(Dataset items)

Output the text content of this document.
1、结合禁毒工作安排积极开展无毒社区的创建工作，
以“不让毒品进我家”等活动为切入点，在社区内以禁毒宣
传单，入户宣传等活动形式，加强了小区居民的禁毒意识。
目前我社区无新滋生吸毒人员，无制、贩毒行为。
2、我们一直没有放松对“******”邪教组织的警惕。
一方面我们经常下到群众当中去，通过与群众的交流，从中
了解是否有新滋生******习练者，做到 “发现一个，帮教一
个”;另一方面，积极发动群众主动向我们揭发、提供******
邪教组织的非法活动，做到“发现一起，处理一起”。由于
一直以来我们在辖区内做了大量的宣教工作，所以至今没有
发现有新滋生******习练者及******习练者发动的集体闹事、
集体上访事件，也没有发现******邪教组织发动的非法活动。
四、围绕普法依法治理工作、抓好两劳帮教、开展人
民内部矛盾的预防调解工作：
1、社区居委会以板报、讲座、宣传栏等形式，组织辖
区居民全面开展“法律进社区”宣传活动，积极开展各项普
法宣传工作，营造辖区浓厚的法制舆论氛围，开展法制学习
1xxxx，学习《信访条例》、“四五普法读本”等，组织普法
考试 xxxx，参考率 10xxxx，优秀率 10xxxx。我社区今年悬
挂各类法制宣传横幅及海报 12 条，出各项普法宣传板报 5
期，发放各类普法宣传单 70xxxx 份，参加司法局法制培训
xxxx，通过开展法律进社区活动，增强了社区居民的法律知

→ **To do**: Copy out all of the records above with nothing altered.

→ **Solved exercise**:
Output the text content of this document.
1、结合禁毒工作安排积极开展无毒社区的创建工作，
以“不让毒品进我家”等活动为切入点，在社区内以禁毒宣
传单，入户宣传等活动形式，加强了小区居民的禁毒意识。
目前我社区无新滋生吸毒人员，无制、贩毒行为。
2、我们一直没有放松对“******”邪教组织的警惕。
一方面我们经常下到群众当中去，通过与群众的交流，从中
了解是否有新滋生******习练者，做到 “发现一个，帮教一
个”;另一方面，积极发动群众主动向我们揭发、提供******
邪教组织的非法活动，做到“发现一起，处理一起”。由于
一直以来我们在辖区内做了大量的宣教工作，所以至今没有
发现有新滋生******习练者及******习练者发动的集体闹事、
集体上访事件，也没有发现******邪教组织发动的非法活动。
四、围绕普法依法治理工作、抓好两劳帮教、开展人
民内部矛盾的预防调解工作：
1、社区居委会以板报、讲座、宣传栏等形式，组织辖
区居民全面开展“法律进社区”宣传活动，积极开展各项普
法宣传工作，营造辖区浓厚的法制舆论氛围，开展法制学习
1xxxx，学习《信访条例》、“四五普法读本”等，组织普法
考试 xxxx，参考率 10xxxx，优秀率 10xxxx。我社区今年悬
挂各类法制宣传横幅及海报 12 条，出各项普法宣传板报 5
期，发放各类普法宣传单 70xxxx 份，参加司法局法制培训
xxxx，通过开展法律进社区活动，增强了社区居民的法律知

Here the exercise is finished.